— start of Materials provided —

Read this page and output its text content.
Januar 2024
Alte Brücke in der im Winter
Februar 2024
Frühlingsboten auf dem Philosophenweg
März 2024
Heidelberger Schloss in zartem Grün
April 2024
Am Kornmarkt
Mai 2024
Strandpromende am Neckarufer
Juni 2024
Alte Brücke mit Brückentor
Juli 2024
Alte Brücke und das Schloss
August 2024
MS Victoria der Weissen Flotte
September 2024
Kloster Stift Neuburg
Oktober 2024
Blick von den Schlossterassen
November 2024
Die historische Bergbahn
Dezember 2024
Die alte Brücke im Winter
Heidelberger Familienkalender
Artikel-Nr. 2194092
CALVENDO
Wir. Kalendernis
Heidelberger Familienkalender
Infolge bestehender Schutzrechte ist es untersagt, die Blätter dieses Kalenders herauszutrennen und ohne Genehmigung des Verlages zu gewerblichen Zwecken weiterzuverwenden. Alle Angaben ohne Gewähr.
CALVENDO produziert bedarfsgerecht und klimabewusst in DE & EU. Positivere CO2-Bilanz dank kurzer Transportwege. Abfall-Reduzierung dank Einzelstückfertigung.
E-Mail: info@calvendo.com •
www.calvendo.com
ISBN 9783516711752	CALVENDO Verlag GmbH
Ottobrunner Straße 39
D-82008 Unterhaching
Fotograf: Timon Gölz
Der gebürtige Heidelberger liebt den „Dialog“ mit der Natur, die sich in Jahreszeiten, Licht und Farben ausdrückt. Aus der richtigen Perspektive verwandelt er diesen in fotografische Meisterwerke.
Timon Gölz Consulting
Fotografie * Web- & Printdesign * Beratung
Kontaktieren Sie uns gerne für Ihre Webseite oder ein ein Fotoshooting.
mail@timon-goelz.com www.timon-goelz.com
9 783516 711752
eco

— end of Materials provided —

→ Stated exercise
Return the material exactly as it stands.

→ Response
Read this page and output its text content.
Januar 2024
Alte Brücke in der im Winter
Februar 2024
Frühlingsboten auf dem Philosophenweg
März 2024
Heidelberger Schloss in zartem Grün
April 2024
Am Kornmarkt
Mai 2024
Strandpromende am Neckarufer
Juni 2024
Alte Brücke mit Brückentor
Juli 2024
Alte Brücke und das Schloss
August 2024
MS Victoria der Weissen Flotte
September 2024
Kloster Stift Neuburg
Oktober 2024
Blick von den Schlossterassen
November 2024
Die historische Bergbahn
Dezember 2024
Die alte Brücke im Winter
Heidelberger Familienkalender
Artikel-Nr. 2194092
CALVENDO
Wir. Kalendernis
Heidelberger Familienkalender
Infolge bestehender Schutzrechte ist es untersagt, die Blätter dieses Kalenders herauszutrennen und ohne Genehmigung des Verlages zu gewerblichen Zwecken weiterzuverwenden. Alle Angaben ohne Gewähr.
CALVENDO produziert bedarfsgerecht und klimabewusst in DE & EU. Positivere CO2-Bilanz dank kurzer Transportwege. Abfall-Reduzierung dank Einzelstückfertigung.
E-Mail: info@calvendo.com •
www.calvendo.com
ISBN 9783516711752	CALVENDO Verlag GmbH
Ottobrunner Straße 39
D-82008 Unterhaching
Fotograf: Timon Gölz
Der gebürtige Heidelberger liebt den „Dialog“ mit der Natur, die sich in Jahreszeiten, Licht und Farben ausdrückt. Aus der richtigen Perspektive verwandelt er diesen in fotografische Meisterwerke.
Timon Gölz Consulting
Fotografie * Web- & Printdesign * Beratung
Kontaktieren Sie uns gerne für Ihre Webseite oder ein ein Fotoshooting.
mail@timon-goelz.com www.timon-goelz.com
9 783516 711752
eco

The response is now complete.